* [TASK]: Repeat the whole listing exactly as written.

* [INFORMATION PROVIDED]:
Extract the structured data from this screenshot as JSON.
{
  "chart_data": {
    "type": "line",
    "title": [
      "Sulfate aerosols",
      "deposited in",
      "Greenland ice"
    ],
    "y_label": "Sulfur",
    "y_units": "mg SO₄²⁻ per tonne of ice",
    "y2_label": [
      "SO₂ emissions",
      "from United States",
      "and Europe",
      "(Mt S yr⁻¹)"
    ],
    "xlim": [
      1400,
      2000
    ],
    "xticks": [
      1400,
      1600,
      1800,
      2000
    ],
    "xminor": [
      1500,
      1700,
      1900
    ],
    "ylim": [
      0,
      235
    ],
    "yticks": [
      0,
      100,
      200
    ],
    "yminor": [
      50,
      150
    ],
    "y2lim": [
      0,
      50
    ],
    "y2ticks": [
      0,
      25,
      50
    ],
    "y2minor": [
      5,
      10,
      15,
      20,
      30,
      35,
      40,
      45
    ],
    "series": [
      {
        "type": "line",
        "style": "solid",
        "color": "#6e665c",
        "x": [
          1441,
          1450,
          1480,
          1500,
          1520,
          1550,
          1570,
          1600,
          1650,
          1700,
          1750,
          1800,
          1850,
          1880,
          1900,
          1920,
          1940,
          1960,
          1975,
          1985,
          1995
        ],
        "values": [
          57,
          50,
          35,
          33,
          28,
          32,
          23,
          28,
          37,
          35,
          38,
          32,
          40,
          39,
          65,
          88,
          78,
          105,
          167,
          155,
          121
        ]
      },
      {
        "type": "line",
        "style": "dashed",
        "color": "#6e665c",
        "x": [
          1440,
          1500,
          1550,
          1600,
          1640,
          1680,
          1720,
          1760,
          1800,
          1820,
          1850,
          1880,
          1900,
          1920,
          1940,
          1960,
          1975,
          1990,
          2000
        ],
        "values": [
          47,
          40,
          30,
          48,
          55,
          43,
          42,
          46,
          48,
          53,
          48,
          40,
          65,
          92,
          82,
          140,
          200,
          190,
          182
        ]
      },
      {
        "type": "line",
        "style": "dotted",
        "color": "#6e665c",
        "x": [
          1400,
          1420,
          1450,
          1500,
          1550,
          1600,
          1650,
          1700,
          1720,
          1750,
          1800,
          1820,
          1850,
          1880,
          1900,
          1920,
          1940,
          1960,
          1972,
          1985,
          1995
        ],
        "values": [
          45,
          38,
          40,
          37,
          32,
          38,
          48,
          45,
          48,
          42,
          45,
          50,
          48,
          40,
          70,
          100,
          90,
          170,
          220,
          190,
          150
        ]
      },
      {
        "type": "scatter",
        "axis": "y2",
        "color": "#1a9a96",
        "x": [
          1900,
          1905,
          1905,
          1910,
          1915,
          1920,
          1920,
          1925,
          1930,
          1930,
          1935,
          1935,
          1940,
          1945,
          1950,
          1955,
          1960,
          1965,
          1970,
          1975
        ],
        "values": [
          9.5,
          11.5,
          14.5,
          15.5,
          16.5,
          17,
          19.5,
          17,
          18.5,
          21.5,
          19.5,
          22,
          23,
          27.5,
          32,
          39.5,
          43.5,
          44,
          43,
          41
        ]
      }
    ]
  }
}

* [FULL RESPONSE]:
Extract the structured data from this screenshot as JSON.
{
  "chart_data": {
    "type": "line",
    "title": [
      "Sulfate aerosols",
      "deposited in",
      "Greenland ice"
    ],
    "y_label": "Sulfur",
    "y_units": "mg SO₄²⁻ per tonne of ice",
    "y2_label": [
      "SO₂ emissions",
      "from United States",
      "and Europe",
      "(Mt S yr⁻¹)"
    ],
    "xlim": [
      1400,
      2000
    ],
    "xticks": [
      1400,
      1600,
      1800,
      2000
    ],
    "xminor": [
      1500,
      1700,
      1900
    ],
    "ylim": [
      0,
      235
    ],
    "yticks": [
      0,
      100,
      200
    ],
    "yminor": [
      50,
      150
    ],
    "y2lim": [
      0,
      50
    ],
    "y2ticks": [
      0,
      25,
      50
    ],
    "y2minor": [
      5,
      10,
      15,
      20,
      30,
      35,
      40,
      45
    ],
    "series": [
      {
        "type": "line",
        "style": "solid",
        "color": "#6e665c",
        "x": [
          1441,
          1450,
          1480,
          1500,
          1520,
          1550,
          1570,
          1600,
          1650,
          1700,
          1750,
          1800,
          1850,
          1880,
          1900,
          1920,
          1940,
          1960,
          1975,
          1985,
          1995
        ],
        "values": [
          57,
          50,
          35,
          33,
          28,
          32,
          23,
          28,
          37,
          35,
          38,
          32,
          40,
          39,
          65,
          88,
          78,
          105,
          167,
          155,
          121
        ]
      },
      {
        "type": "line",
        "style": "dashed",
        "color": "#6e665c",
        "x": [
          1440,
          1500,
          1550,
          1600,
          1640,
          1680,
          1720,
          1760,
          1800,
          1820,
          1850,
          1880,
          1900,
          1920,
          1940,
          1960,
          1975,
          1990,
          2000
        ],
        "values": [
          47,
          40,
          30,
          48,
          55,
          43,
          42,
          46,
          48,
          53,
          48,
          40,
          65,
          92,
          82,
          140,
          200,
          190,
          182
        ]
      },
      {
        "type": "line",
        "style": "dotted",
        "color": "#6e665c",
        "x": [
          1400,
          1420,
          1450,
          1500,
          1550,
          1600,
          1650,
          1700,
          1720,
          1750,
          1800,
          1820,
          1850,
          1880,
          1900,
          1920,
          1940,
          1960,
          1972,
          1985,
          1995
        ],
        "values": [
          45,
          38,
          40,
          37,
          32,
          38,
          48,
          45,
          48,
          42,
          45,
          50,
          48,
          40,
          70,
          100,
          90,
          170,
          220,
          190,
          150
        ]
      },
      {
        "type": "scatter",
        "axis": "y2",
        "color": "#1a9a96",
        "x": [
          1900,
          1905,
          1905,
          1910,
          1915,
          1920,
          1920,
          1925,
          1930,
          1930,
          1935,
          1935,
          1940,
          1945,
          1950,
          1955,
          1960,
          1965,
          1970,
          1975
        ],
        "values": [
          9.5,
          11.5,
          14.5,
          15.5,
          16.5,
          17,
          19.5,
          17,
          18.5,
          21.5,
          19.5,
          22,
          23,
          27.5,
          32,
          39.5,
          43.5,
          44,
          43,
          41
        ]
      }
    ]
  }
}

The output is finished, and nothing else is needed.